*Your instructions*
Update the rows from the line containing "- data-label: 800: [340, 245, 374, 268]" through the line containing "- bar: [696, 175, 782, 194]" by changing "data-label" to "value-label". Return only those rows, with nothing else altered.

*Input rows*
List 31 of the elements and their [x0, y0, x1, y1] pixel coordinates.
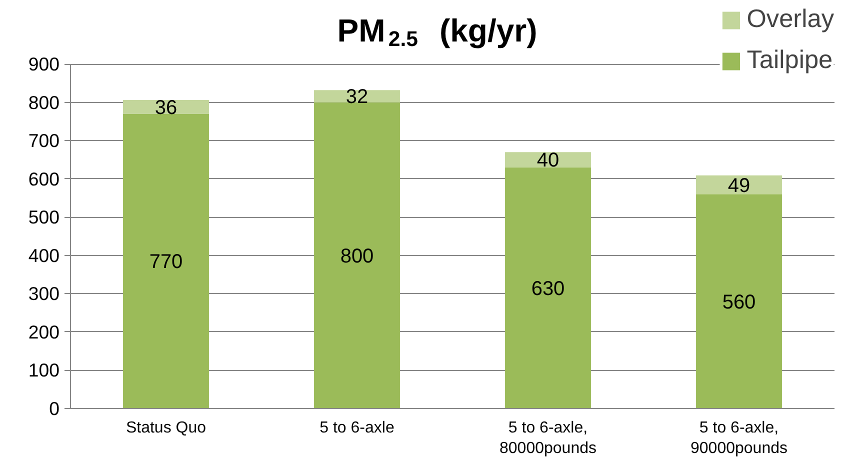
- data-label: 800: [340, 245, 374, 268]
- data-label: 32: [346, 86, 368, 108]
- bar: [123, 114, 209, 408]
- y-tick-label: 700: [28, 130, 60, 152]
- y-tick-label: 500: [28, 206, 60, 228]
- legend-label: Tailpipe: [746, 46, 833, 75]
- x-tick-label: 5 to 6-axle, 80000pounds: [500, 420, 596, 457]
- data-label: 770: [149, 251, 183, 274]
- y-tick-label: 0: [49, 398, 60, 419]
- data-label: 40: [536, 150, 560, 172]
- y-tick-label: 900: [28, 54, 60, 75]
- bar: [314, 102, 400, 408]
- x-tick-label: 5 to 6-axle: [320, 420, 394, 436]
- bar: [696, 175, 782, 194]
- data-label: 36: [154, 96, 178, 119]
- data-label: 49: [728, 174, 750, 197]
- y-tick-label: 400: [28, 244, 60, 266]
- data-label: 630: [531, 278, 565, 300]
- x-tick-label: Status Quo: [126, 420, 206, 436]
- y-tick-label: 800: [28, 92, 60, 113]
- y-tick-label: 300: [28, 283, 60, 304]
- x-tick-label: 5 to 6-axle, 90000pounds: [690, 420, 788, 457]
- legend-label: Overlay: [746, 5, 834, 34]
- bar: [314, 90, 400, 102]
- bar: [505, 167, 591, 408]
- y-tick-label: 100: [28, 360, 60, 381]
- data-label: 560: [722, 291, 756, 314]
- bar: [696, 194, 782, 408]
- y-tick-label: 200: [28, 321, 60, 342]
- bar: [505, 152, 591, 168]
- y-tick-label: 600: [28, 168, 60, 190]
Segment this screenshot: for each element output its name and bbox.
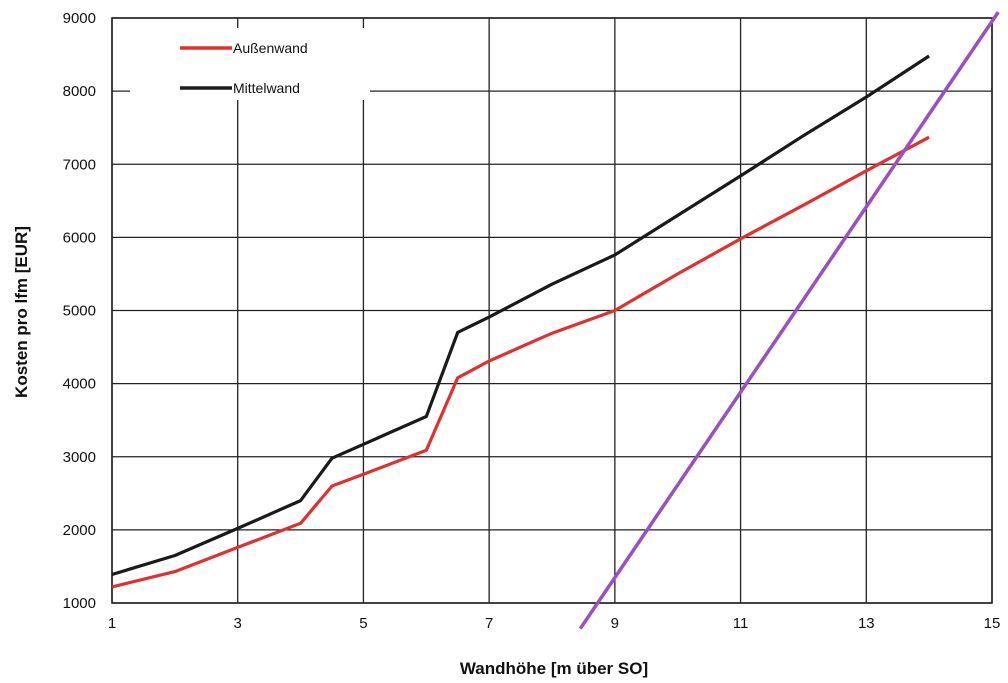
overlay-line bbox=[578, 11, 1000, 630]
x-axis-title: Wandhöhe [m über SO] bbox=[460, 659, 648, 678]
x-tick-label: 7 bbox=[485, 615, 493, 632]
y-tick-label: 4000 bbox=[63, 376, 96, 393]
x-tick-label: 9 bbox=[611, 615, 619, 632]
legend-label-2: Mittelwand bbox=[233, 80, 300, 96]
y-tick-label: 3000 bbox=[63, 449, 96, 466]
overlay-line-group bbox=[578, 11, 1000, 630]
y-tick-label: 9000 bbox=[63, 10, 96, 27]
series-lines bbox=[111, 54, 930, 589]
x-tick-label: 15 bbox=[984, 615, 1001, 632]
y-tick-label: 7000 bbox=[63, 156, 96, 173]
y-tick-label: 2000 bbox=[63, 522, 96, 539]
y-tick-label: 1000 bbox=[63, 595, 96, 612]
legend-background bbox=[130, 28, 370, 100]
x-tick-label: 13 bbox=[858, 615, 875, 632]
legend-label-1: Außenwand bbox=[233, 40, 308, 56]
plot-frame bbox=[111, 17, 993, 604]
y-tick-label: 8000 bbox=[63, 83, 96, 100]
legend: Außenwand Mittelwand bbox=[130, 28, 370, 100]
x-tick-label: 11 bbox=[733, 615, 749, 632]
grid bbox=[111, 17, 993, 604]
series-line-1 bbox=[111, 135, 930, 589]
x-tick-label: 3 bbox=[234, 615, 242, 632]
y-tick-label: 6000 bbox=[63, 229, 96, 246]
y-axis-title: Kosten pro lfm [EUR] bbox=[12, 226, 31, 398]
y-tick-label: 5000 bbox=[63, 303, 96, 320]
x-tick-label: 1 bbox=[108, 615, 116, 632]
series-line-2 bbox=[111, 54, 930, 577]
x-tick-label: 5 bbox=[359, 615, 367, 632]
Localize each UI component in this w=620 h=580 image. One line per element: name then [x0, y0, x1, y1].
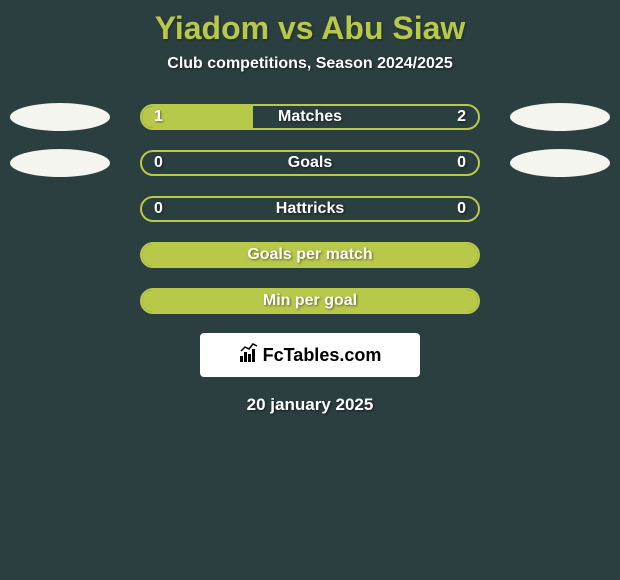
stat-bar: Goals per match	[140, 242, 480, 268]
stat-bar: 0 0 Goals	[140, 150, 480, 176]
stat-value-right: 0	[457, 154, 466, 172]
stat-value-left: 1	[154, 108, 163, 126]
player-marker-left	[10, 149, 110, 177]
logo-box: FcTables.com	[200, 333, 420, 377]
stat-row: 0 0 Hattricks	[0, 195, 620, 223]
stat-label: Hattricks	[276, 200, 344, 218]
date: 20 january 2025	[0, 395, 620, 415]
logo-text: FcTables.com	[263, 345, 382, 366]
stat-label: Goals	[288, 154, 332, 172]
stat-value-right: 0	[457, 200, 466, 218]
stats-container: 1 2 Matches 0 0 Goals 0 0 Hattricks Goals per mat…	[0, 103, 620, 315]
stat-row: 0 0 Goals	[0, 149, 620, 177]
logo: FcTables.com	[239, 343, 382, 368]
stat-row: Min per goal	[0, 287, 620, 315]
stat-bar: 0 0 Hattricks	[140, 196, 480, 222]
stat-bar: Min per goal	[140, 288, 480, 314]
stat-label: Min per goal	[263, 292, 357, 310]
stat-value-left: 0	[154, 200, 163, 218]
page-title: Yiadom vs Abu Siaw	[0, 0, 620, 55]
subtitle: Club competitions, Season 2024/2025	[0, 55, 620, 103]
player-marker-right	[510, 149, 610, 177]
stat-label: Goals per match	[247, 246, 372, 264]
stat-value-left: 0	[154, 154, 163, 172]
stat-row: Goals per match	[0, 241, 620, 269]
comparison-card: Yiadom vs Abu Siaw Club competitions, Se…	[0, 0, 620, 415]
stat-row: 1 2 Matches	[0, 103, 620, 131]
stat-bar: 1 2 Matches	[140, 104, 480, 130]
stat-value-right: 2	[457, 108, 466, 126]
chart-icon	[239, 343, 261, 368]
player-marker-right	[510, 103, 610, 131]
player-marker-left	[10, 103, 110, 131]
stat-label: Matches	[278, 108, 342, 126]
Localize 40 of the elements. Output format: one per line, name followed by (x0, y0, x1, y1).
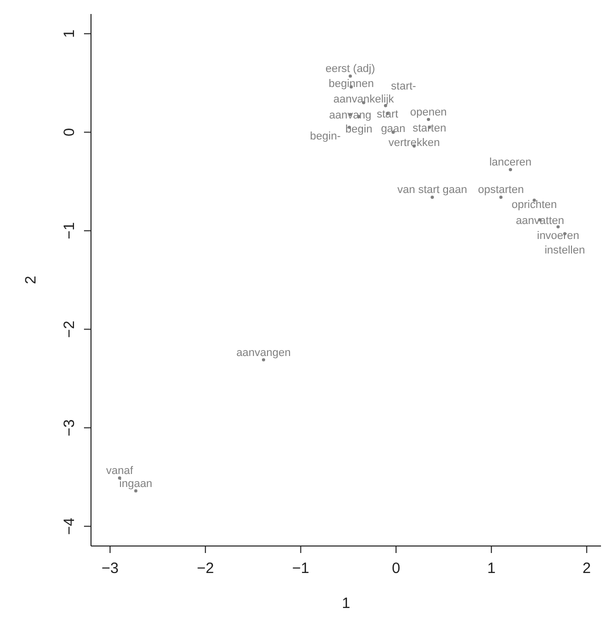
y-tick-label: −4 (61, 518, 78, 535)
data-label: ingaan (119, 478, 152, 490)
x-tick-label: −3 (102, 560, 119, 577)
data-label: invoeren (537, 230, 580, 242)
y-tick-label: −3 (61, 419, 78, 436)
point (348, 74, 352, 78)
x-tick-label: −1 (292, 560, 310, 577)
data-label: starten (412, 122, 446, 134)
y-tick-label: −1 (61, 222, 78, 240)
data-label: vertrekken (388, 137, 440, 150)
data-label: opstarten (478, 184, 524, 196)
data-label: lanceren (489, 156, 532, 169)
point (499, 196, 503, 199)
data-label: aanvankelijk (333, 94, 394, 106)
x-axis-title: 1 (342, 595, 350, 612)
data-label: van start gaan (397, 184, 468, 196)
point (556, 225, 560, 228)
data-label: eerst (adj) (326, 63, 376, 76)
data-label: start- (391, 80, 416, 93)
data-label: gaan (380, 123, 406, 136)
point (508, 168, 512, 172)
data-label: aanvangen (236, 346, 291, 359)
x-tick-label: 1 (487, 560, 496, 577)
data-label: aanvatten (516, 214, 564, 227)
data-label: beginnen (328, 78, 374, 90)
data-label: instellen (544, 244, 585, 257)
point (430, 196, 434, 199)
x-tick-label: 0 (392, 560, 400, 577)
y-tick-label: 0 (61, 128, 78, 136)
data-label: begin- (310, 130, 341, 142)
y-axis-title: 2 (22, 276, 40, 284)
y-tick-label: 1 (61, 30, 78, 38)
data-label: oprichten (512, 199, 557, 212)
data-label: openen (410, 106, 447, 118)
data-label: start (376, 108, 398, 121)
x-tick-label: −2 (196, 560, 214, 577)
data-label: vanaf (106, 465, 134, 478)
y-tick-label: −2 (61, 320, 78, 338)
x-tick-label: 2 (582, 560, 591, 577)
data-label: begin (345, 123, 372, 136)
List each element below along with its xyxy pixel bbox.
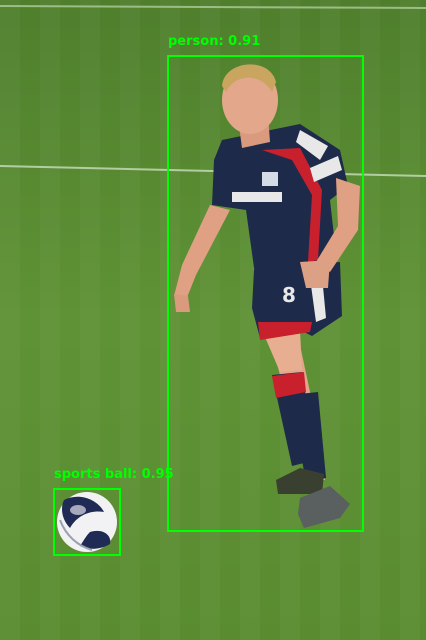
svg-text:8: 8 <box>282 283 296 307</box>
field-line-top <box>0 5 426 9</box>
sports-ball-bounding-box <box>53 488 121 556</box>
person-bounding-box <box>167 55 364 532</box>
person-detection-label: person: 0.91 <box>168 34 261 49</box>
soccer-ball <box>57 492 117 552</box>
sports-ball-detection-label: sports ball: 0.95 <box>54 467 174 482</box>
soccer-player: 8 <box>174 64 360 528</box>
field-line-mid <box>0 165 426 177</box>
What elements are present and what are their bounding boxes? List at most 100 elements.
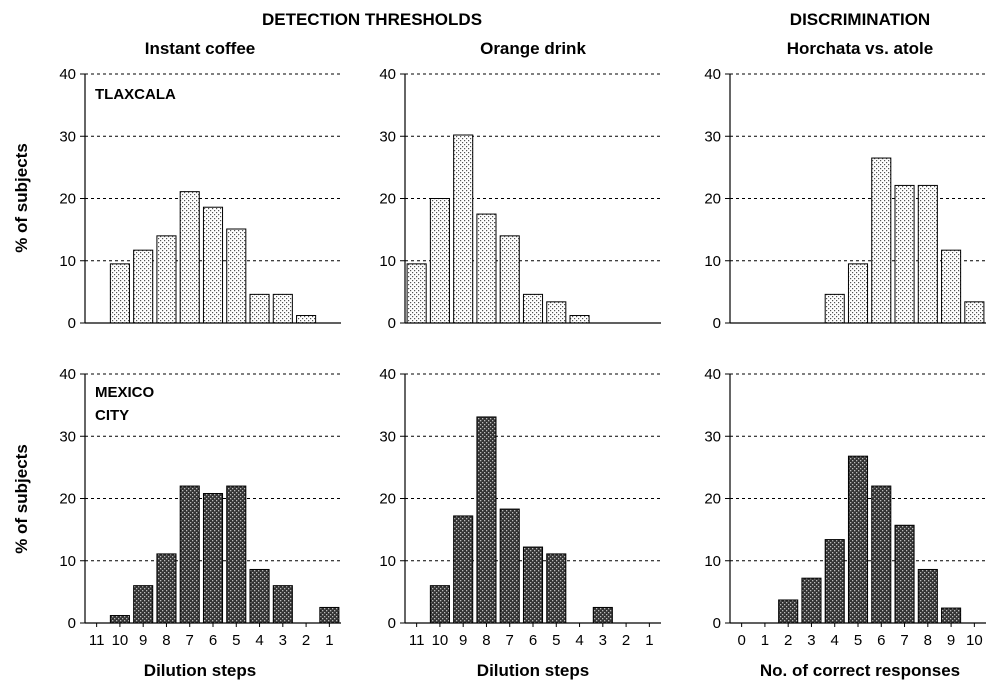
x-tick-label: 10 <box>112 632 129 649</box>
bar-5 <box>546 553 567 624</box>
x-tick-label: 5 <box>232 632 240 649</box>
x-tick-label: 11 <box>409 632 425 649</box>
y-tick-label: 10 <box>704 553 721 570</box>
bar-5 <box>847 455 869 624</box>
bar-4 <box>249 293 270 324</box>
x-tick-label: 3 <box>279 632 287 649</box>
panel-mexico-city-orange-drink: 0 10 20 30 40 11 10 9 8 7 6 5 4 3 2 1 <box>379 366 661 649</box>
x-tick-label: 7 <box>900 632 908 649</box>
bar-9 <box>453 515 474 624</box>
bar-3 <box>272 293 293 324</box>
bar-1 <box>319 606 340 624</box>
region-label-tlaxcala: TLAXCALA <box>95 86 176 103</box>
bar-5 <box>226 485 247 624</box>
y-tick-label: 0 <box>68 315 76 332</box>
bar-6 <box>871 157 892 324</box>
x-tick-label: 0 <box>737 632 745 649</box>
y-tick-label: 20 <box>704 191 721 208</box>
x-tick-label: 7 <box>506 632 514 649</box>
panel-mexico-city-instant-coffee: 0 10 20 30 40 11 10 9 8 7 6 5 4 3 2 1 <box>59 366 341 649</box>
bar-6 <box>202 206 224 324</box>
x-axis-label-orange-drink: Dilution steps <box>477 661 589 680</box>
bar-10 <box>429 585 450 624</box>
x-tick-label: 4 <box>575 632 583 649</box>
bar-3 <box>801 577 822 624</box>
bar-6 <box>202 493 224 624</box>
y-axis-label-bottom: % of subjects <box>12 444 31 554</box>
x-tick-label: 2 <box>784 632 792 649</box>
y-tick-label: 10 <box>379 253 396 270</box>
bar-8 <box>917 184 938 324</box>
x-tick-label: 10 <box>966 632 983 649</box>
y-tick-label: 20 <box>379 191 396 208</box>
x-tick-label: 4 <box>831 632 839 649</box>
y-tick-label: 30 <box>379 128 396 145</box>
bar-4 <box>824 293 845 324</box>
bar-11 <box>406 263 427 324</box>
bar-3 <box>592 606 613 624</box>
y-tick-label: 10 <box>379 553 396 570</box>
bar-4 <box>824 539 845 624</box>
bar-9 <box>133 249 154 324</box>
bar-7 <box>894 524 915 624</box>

*Exercise answer*
- value-label: 800: [340, 245, 374, 268]
- value-label: 32: [346, 86, 368, 108]
- bar: [123, 114, 209, 408]
- y-tick-label: 700: [28, 130, 60, 152]
- y-tick-label: 500: [28, 206, 60, 228]
- legend-label: Tailpipe: [746, 46, 833, 75]
- x-tick-label: 5 to 6-axle, 80000pounds: [500, 420, 596, 457]
- value-label: 770: [149, 251, 183, 274]
- y-tick-label: 0: [49, 398, 60, 419]
- value-label: 40: [536, 150, 560, 172]
- y-tick-label: 900: [28, 54, 60, 75]
- bar: [314, 102, 400, 408]
- x-tick-label: 5 to 6-axle: [320, 420, 394, 436]
- bar: [696, 175, 782, 194]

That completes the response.